**STATED EXERCISE:**
Repeat the listing word for word. No pictures belong in the copy.

Extracted data entries:
====

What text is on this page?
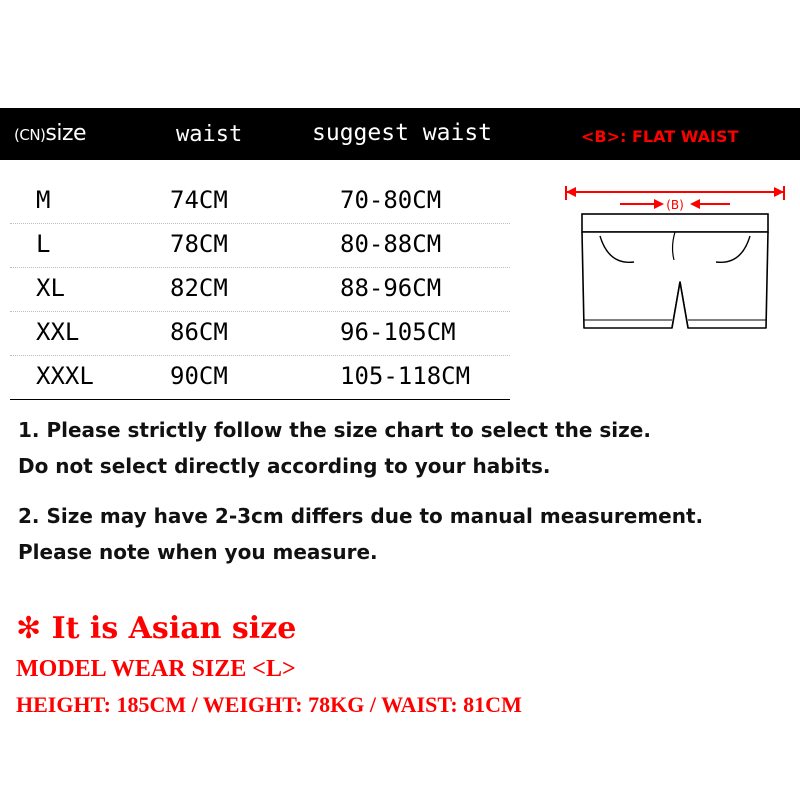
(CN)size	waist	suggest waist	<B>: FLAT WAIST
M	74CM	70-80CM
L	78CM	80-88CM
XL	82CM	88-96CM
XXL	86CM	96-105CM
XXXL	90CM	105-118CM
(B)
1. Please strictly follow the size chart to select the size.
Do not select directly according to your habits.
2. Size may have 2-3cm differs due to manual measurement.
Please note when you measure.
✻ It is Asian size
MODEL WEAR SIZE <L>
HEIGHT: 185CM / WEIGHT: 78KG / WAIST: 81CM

====

**WRITTEN RESPONSE:**
What text is on this page?
(CN)size	waist	suggest waist	<B>: FLAT WAIST
M	74CM	70-80CM
L	78CM	80-88CM
XL	82CM	88-96CM
XXL	86CM	96-105CM
XXXL	90CM	105-118CM
(B)
1. Please strictly follow the size chart to select the size.
Do not select directly according to your habits.
2. Size may have 2-3cm differs due to manual measurement.
Please note when you measure.
✻ It is Asian size
MODEL WEAR SIZE <L>
HEIGHT: 185CM / WEIGHT: 78KG / WAIST: 81CM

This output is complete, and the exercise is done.